* **Problem**:
Copy every row below verbatim, and leave the pictures out of your answer.

* **Extracted material**:
Begin

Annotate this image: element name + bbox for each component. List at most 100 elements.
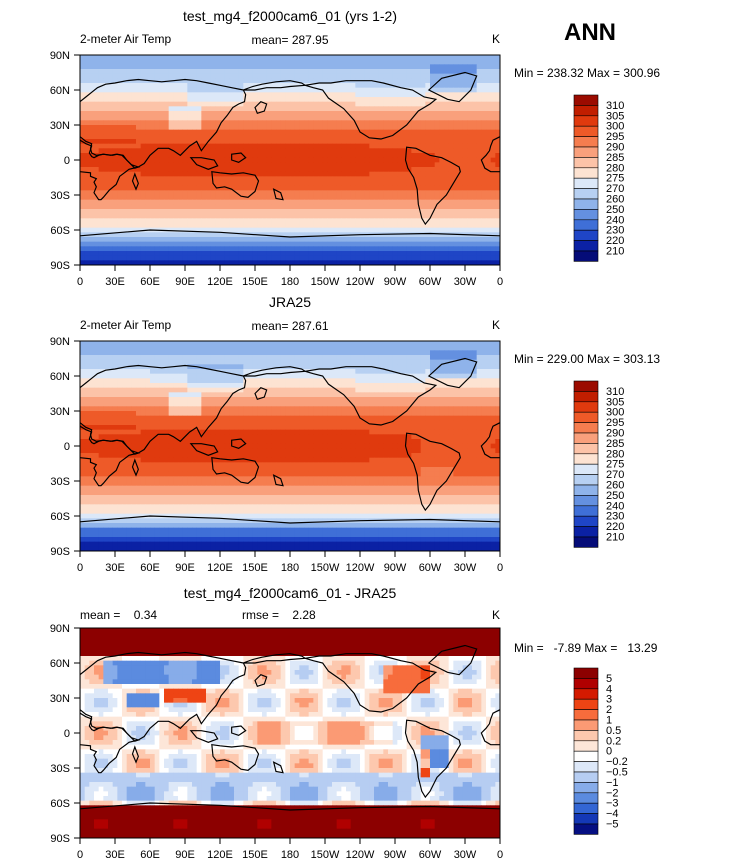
field-cell <box>453 246 459 252</box>
field-cell <box>308 199 314 205</box>
field-cell <box>467 185 473 191</box>
field-cell <box>299 171 305 177</box>
field-cell <box>182 125 188 131</box>
field-cell <box>369 59 375 65</box>
field-cell <box>486 148 492 154</box>
field-cell <box>458 223 464 229</box>
field-cell <box>369 101 375 107</box>
field-cell <box>220 162 226 168</box>
field-cell <box>238 181 244 187</box>
field-cell <box>495 255 500 261</box>
field-cell <box>416 120 422 126</box>
field-cell <box>215 350 221 356</box>
field-cell <box>168 176 174 182</box>
field-cell <box>462 157 468 163</box>
field-cell <box>108 171 114 177</box>
field-cell <box>164 190 170 196</box>
field-cell <box>271 64 277 70</box>
field-cell <box>318 97 324 103</box>
field-cell <box>108 232 114 238</box>
field-cell <box>304 232 310 238</box>
field-cell <box>150 213 156 219</box>
field-cell <box>229 260 235 265</box>
field-cell <box>402 237 408 243</box>
field-cell <box>294 78 300 84</box>
field-cell <box>476 190 482 196</box>
field-cell <box>187 260 193 265</box>
field-cell <box>248 55 254 61</box>
field-cell <box>318 195 324 201</box>
colorbar-swatch <box>573 115 599 127</box>
field-cell <box>374 92 380 98</box>
field-cell <box>150 237 156 243</box>
colorbar-swatch <box>573 240 599 252</box>
field-cell <box>397 190 403 196</box>
field-cell <box>150 69 156 75</box>
field-cell <box>252 227 258 233</box>
field-cell <box>322 350 328 356</box>
field-cell <box>462 120 468 126</box>
field-cell <box>84 134 90 140</box>
field-cell <box>173 171 179 177</box>
field-cell <box>89 148 95 154</box>
field-cell <box>346 167 352 173</box>
field-cell <box>145 237 151 243</box>
field-cell <box>308 73 314 79</box>
field-cell <box>472 378 478 384</box>
field-cell <box>425 213 431 219</box>
field-cell <box>220 378 226 384</box>
field-cell <box>140 209 146 215</box>
field-cell <box>378 92 384 98</box>
field-cell <box>444 92 450 98</box>
field-cell <box>406 378 412 384</box>
field-cell <box>420 213 426 219</box>
field-cell <box>411 213 417 219</box>
field-cell <box>229 92 235 98</box>
field-cell <box>369 260 375 265</box>
field-cell <box>444 185 450 191</box>
field-cell <box>304 167 310 173</box>
field-cell <box>355 185 361 191</box>
field-cell <box>290 355 296 361</box>
field-cell <box>220 237 226 243</box>
field-cell <box>294 55 300 61</box>
field-cell <box>346 101 352 107</box>
field-cell <box>304 199 310 205</box>
field-cell <box>131 83 137 89</box>
field-cell <box>481 350 487 356</box>
field-cell <box>159 176 165 182</box>
field-cell <box>285 195 291 201</box>
field-cell <box>453 209 459 215</box>
field-cell <box>103 129 109 135</box>
field-cell <box>448 199 454 205</box>
field-cell <box>122 176 128 182</box>
field-cell <box>145 255 151 261</box>
field-cell <box>406 237 412 243</box>
field-cell <box>299 260 305 265</box>
field-cell <box>350 251 356 257</box>
field-cell <box>173 232 179 238</box>
field-cell <box>434 345 440 351</box>
field-cell <box>490 120 496 126</box>
field-cell <box>206 350 212 356</box>
field-cell <box>481 59 487 65</box>
field-cell <box>285 185 291 191</box>
field-cell <box>318 355 324 361</box>
field-cell <box>299 341 305 347</box>
field-cell <box>117 237 123 243</box>
field-cell <box>327 204 333 210</box>
field-cell <box>84 209 90 215</box>
field-cell <box>252 101 258 107</box>
field-cell <box>294 241 300 247</box>
field-cell <box>187 195 193 201</box>
field-cell <box>299 125 305 131</box>
field-cell <box>182 199 188 205</box>
field-cell <box>392 64 398 70</box>
field-cell <box>234 78 240 84</box>
field-cell <box>173 101 179 107</box>
field-cell <box>140 167 146 173</box>
field-cell <box>383 162 389 168</box>
field-cell <box>416 143 422 149</box>
field-cell <box>476 185 482 191</box>
field-cell <box>248 260 254 265</box>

End

* **Answer to this exercise**:
Annotate this image: element name + bbox for each component. List at most 100 elements.
field-cell <box>453 246 459 252</box>
field-cell <box>308 199 314 205</box>
field-cell <box>467 185 473 191</box>
field-cell <box>299 171 305 177</box>
field-cell <box>182 125 188 131</box>
field-cell <box>369 59 375 65</box>
field-cell <box>486 148 492 154</box>
field-cell <box>458 223 464 229</box>
field-cell <box>369 101 375 107</box>
field-cell <box>220 162 226 168</box>
field-cell <box>238 181 244 187</box>
field-cell <box>495 255 500 261</box>
field-cell <box>416 120 422 126</box>
field-cell <box>215 350 221 356</box>
field-cell <box>168 176 174 182</box>
field-cell <box>462 157 468 163</box>
field-cell <box>108 171 114 177</box>
field-cell <box>164 190 170 196</box>
field-cell <box>271 64 277 70</box>
field-cell <box>318 97 324 103</box>
field-cell <box>108 232 114 238</box>
field-cell <box>304 232 310 238</box>
field-cell <box>150 213 156 219</box>
field-cell <box>229 260 235 265</box>
field-cell <box>402 237 408 243</box>
field-cell <box>294 78 300 84</box>
field-cell <box>476 190 482 196</box>
field-cell <box>187 260 193 265</box>
field-cell <box>248 55 254 61</box>
field-cell <box>318 195 324 201</box>
colorbar-swatch <box>573 115 599 127</box>
field-cell <box>374 92 380 98</box>
field-cell <box>150 237 156 243</box>
colorbar-swatch <box>573 240 599 252</box>
field-cell <box>397 190 403 196</box>
field-cell <box>150 69 156 75</box>
field-cell <box>252 227 258 233</box>
field-cell <box>322 350 328 356</box>
field-cell <box>462 120 468 126</box>
field-cell <box>84 134 90 140</box>
field-cell <box>173 171 179 177</box>
field-cell <box>89 148 95 154</box>
field-cell <box>346 167 352 173</box>
field-cell <box>145 237 151 243</box>
field-cell <box>308 73 314 79</box>
field-cell <box>472 378 478 384</box>
field-cell <box>425 213 431 219</box>
field-cell <box>220 378 226 384</box>
field-cell <box>140 209 146 215</box>
field-cell <box>378 92 384 98</box>
field-cell <box>444 92 450 98</box>
field-cell <box>406 378 412 384</box>
field-cell <box>420 213 426 219</box>
field-cell <box>411 213 417 219</box>
field-cell <box>229 92 235 98</box>
field-cell <box>369 260 375 265</box>
field-cell <box>444 185 450 191</box>
field-cell <box>304 167 310 173</box>
field-cell <box>355 185 361 191</box>
field-cell <box>290 355 296 361</box>
field-cell <box>220 237 226 243</box>
field-cell <box>294 55 300 61</box>
field-cell <box>346 101 352 107</box>
field-cell <box>304 199 310 205</box>
field-cell <box>131 83 137 89</box>
field-cell <box>481 350 487 356</box>
field-cell <box>159 176 165 182</box>
field-cell <box>285 195 291 201</box>
field-cell <box>453 209 459 215</box>
field-cell <box>103 129 109 135</box>
field-cell <box>448 199 454 205</box>
field-cell <box>122 176 128 182</box>
field-cell <box>145 255 151 261</box>
field-cell <box>406 237 412 243</box>
field-cell <box>299 260 305 265</box>
field-cell <box>350 251 356 257</box>
field-cell <box>173 232 179 238</box>
field-cell <box>434 345 440 351</box>
field-cell <box>490 120 496 126</box>
field-cell <box>206 350 212 356</box>
field-cell <box>481 59 487 65</box>
field-cell <box>285 185 291 191</box>
field-cell <box>318 355 324 361</box>
field-cell <box>299 341 305 347</box>
field-cell <box>117 237 123 243</box>
field-cell <box>327 204 333 210</box>
field-cell <box>84 209 90 215</box>
field-cell <box>252 101 258 107</box>
field-cell <box>294 241 300 247</box>
field-cell <box>187 195 193 201</box>
field-cell <box>299 125 305 131</box>
field-cell <box>182 199 188 205</box>
field-cell <box>392 64 398 70</box>
field-cell <box>234 78 240 84</box>
field-cell <box>173 101 179 107</box>
field-cell <box>140 167 146 173</box>
field-cell <box>383 162 389 168</box>
field-cell <box>416 143 422 149</box>
field-cell <box>476 185 482 191</box>
field-cell <box>248 260 254 265</box>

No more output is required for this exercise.